> EXERCISE AIM
Copy out each line featuring the string "detached" from the entries beneath.

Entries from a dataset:
┄┄┄┄┄┄┄┄┄┄

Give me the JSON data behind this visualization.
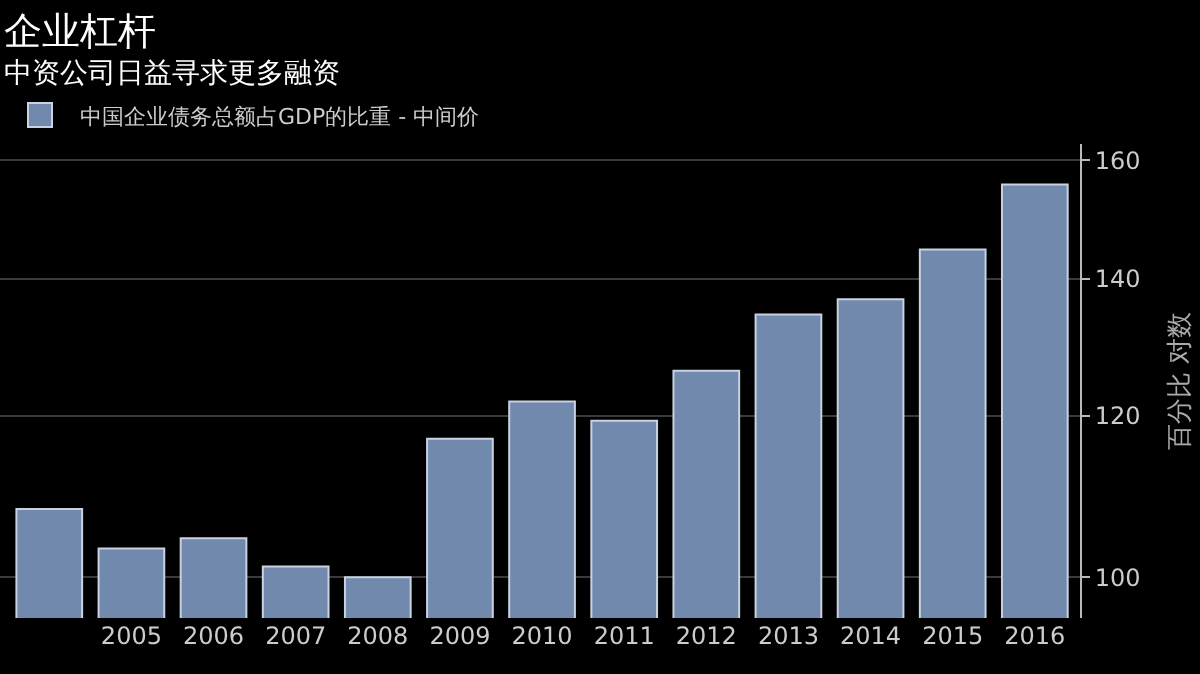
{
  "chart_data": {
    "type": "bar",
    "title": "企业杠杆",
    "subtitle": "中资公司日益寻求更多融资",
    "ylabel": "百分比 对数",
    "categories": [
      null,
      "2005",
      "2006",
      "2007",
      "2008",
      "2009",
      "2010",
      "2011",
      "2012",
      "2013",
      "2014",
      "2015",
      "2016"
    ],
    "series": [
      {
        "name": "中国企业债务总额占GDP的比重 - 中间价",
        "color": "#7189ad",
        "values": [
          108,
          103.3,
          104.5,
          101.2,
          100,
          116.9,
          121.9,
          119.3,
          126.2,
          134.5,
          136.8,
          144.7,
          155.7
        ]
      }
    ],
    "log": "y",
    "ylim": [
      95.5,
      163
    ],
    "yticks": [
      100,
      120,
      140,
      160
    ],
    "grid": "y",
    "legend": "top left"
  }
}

┄┄┄┄┄┄┄┄┄┄

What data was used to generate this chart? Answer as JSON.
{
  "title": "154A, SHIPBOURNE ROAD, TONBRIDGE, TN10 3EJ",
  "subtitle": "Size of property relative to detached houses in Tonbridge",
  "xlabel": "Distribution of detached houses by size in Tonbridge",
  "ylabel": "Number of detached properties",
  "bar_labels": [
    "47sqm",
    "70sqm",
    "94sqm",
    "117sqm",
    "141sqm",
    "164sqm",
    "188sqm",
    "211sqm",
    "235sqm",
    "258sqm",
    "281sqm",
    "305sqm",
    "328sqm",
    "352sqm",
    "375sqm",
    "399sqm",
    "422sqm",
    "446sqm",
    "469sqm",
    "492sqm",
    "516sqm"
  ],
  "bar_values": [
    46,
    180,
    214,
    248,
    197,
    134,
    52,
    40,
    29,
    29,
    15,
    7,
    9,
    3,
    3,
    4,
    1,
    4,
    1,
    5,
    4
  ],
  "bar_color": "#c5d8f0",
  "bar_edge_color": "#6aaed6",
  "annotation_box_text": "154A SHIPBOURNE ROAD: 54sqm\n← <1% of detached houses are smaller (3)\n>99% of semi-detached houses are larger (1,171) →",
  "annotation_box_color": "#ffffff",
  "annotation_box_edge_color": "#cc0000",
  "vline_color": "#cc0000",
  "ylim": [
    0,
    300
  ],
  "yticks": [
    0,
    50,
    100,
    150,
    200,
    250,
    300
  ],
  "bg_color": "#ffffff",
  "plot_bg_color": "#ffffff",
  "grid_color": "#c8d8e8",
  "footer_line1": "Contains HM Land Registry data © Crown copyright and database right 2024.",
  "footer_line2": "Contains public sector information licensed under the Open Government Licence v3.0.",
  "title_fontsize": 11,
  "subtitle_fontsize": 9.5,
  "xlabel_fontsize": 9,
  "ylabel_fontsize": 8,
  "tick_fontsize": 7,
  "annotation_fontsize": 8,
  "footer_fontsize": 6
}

┄┄┄┄┄┄┄┄┄┄

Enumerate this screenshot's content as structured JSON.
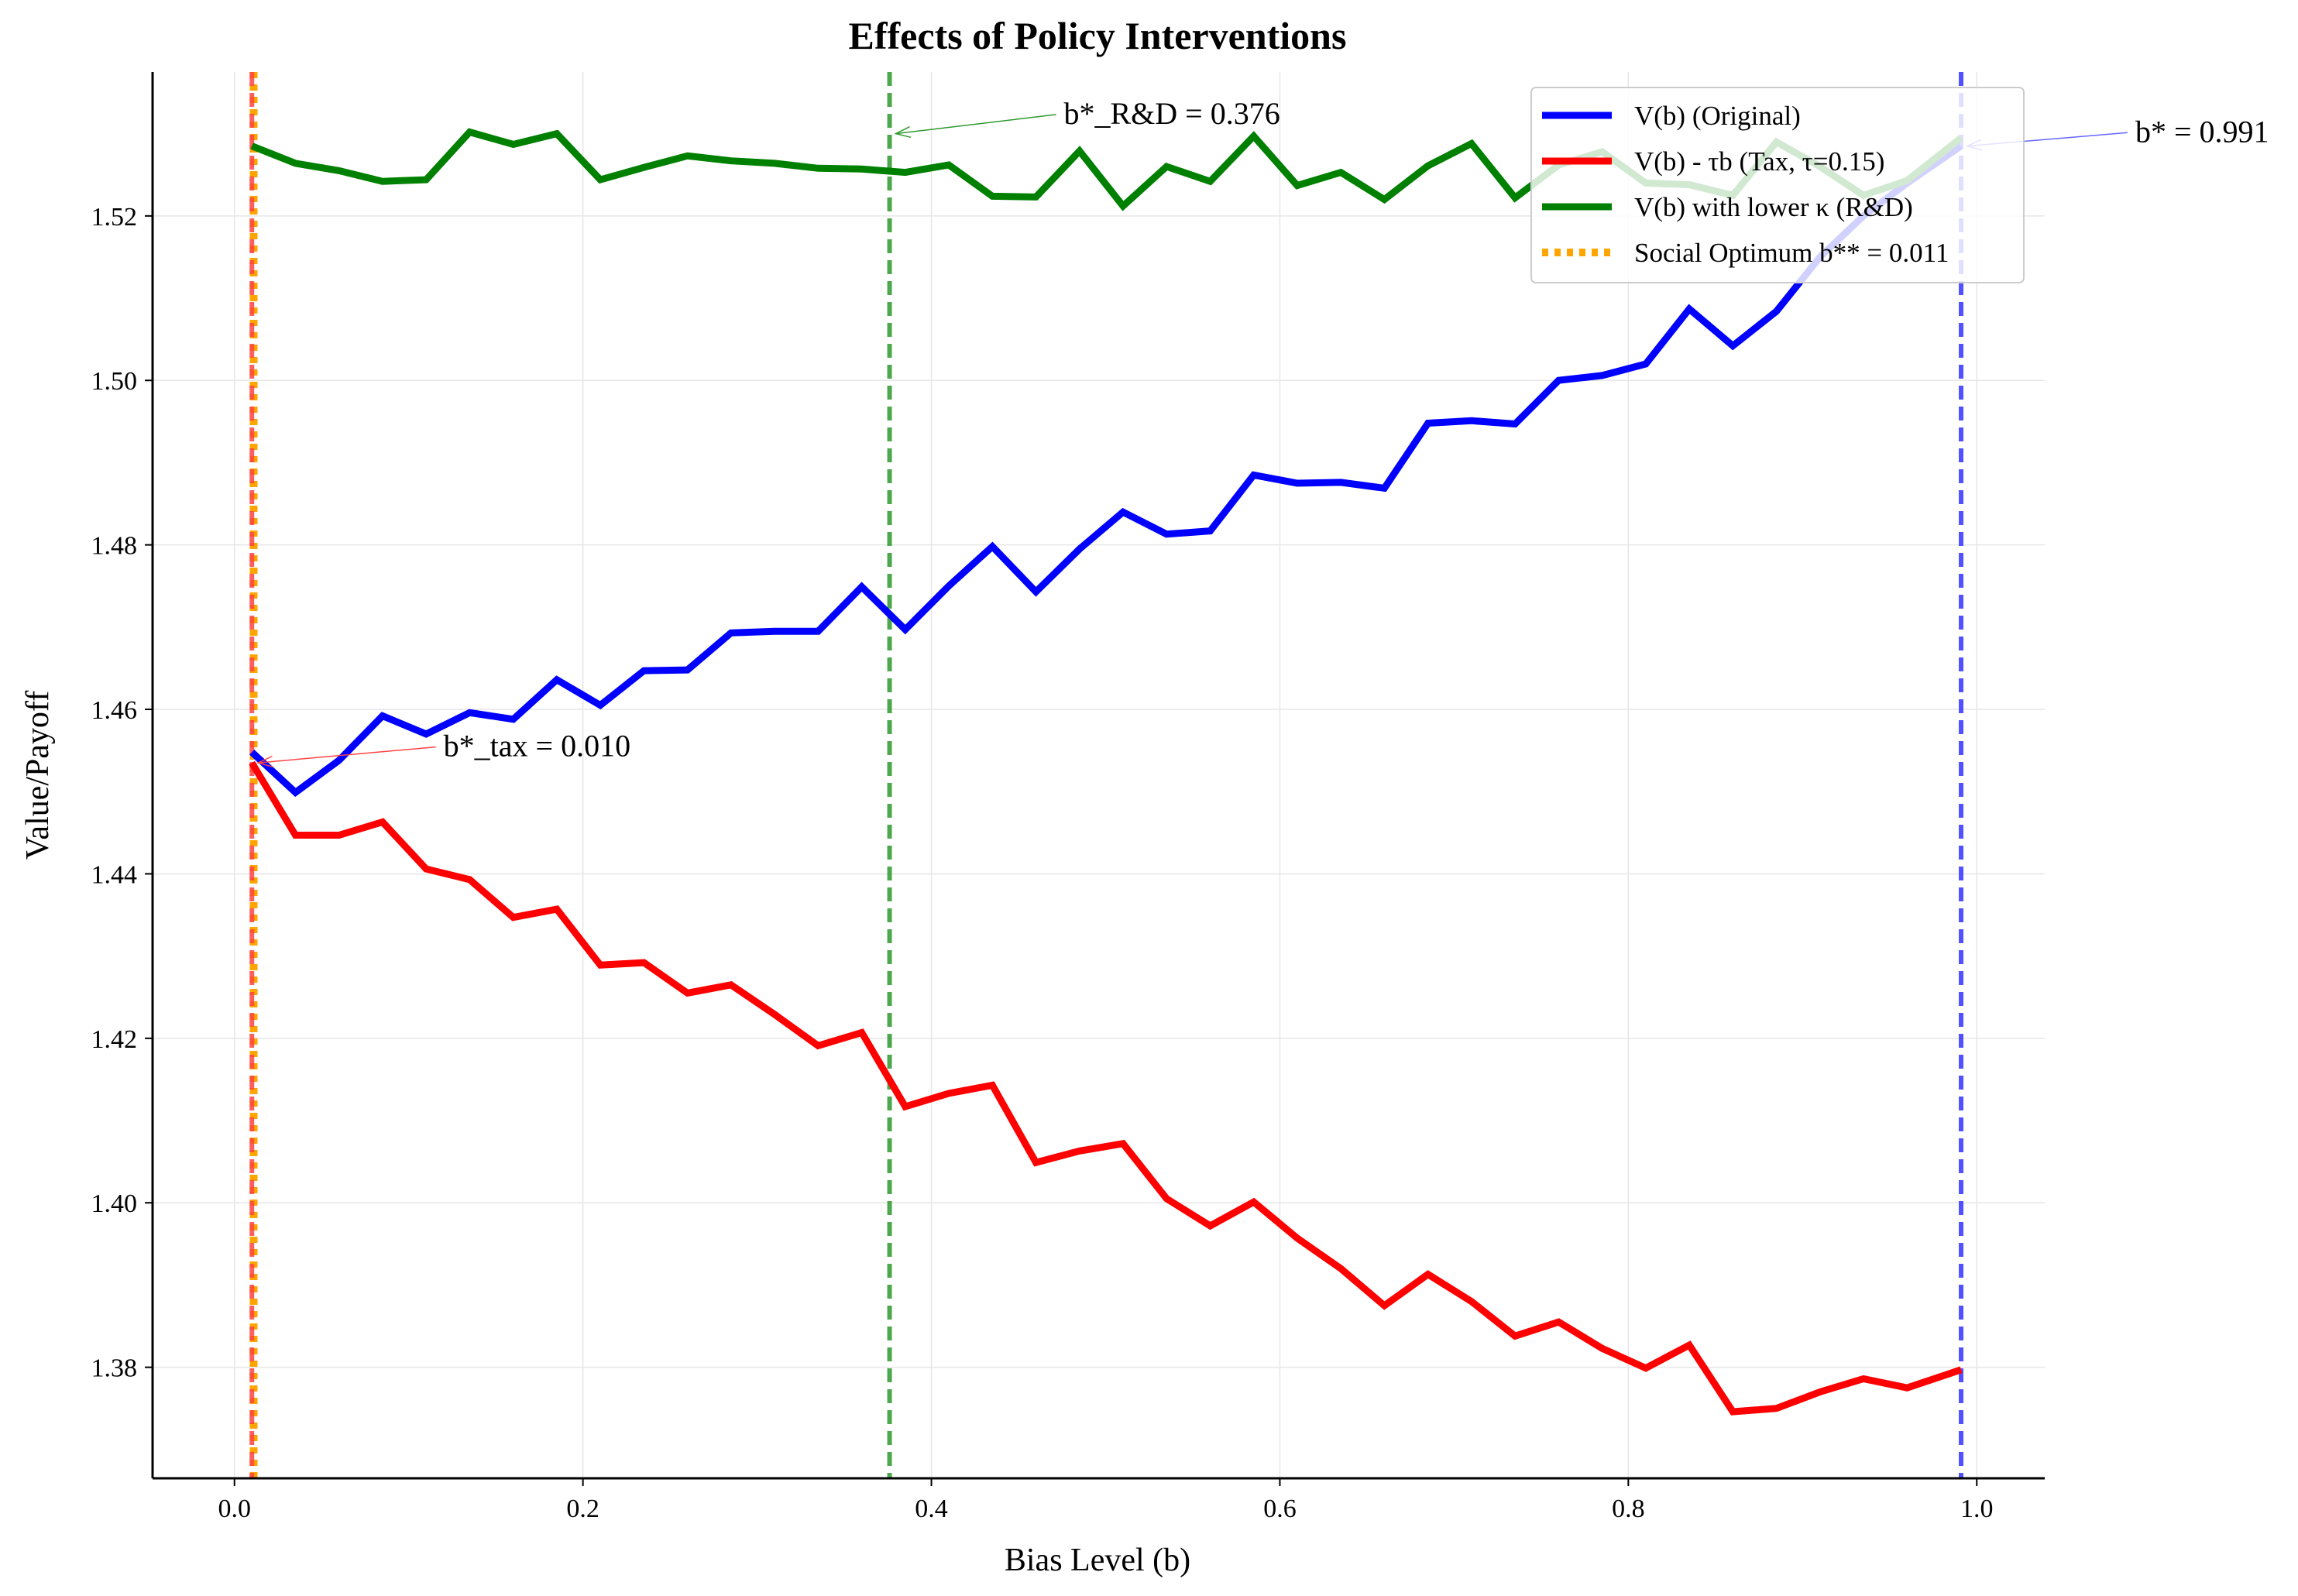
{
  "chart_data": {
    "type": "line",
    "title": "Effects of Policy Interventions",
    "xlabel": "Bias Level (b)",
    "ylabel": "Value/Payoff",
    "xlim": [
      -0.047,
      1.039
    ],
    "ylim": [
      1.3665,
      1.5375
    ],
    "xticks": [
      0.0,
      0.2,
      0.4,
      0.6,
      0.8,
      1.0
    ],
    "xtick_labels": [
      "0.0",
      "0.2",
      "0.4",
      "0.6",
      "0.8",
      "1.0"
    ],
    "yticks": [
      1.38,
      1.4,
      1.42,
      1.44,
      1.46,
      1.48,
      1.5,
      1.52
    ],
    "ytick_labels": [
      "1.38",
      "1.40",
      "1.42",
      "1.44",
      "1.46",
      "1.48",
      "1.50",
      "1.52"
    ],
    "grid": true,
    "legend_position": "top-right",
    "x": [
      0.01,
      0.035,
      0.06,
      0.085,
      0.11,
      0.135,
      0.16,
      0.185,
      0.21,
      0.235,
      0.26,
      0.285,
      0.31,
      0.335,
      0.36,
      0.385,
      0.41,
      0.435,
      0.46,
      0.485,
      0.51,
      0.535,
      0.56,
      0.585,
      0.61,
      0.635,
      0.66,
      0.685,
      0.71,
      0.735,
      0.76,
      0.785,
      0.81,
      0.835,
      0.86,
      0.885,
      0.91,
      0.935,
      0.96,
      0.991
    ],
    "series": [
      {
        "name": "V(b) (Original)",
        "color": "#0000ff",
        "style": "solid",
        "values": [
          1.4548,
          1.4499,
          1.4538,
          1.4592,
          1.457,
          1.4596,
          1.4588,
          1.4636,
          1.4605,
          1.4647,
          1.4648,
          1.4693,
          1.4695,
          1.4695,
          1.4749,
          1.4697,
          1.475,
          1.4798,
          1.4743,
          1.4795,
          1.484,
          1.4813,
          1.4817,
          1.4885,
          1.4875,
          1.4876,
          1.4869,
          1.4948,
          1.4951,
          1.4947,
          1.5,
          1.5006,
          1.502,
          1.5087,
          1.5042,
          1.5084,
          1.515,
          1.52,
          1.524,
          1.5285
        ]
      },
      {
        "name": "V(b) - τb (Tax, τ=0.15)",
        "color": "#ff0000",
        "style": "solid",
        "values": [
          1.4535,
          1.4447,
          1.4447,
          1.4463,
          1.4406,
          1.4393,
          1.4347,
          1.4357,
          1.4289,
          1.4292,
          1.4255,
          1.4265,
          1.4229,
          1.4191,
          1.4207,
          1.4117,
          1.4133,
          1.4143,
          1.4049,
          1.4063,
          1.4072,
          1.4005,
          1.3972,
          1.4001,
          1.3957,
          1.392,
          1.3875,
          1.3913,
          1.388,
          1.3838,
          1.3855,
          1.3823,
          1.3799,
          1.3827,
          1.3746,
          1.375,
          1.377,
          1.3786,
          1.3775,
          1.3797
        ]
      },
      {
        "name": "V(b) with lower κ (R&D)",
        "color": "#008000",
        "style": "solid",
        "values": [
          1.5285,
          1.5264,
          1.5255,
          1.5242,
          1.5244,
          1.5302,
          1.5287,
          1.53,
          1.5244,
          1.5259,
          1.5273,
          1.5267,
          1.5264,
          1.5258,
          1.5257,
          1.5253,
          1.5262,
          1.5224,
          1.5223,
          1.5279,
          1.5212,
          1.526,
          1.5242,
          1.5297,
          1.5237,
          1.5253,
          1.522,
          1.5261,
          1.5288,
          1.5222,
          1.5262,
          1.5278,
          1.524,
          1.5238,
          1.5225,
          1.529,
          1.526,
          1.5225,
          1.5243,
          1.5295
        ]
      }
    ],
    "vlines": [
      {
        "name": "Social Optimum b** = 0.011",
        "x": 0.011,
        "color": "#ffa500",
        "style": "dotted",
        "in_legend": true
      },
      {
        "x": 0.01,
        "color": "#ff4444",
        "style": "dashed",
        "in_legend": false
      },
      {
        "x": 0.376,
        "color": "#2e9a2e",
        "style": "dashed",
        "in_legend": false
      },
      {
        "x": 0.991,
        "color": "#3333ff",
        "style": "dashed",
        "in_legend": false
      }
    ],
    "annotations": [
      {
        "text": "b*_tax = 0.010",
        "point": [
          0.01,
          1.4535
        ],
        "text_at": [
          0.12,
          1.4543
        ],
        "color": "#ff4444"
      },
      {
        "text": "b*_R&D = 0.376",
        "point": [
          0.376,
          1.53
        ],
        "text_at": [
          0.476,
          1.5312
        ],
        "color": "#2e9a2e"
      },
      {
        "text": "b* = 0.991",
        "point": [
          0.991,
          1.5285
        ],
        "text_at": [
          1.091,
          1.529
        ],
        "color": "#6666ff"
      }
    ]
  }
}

┄┄┄┄┄┄┄┄┄┄

> FINISHED ANSWER
  "subtitle": "Size of property relative to detached houses in Tonbridge",
  "xlabel": "Distribution of detached houses by size in Tonbridge",
  "ylabel": "Number of detached properties",
  "annotation_box_text": "154A SHIPBOURNE ROAD: 54sqm\n← <1% of detached houses are smaller (3)\n>99% of semi-detached houses are larger (1,171) →",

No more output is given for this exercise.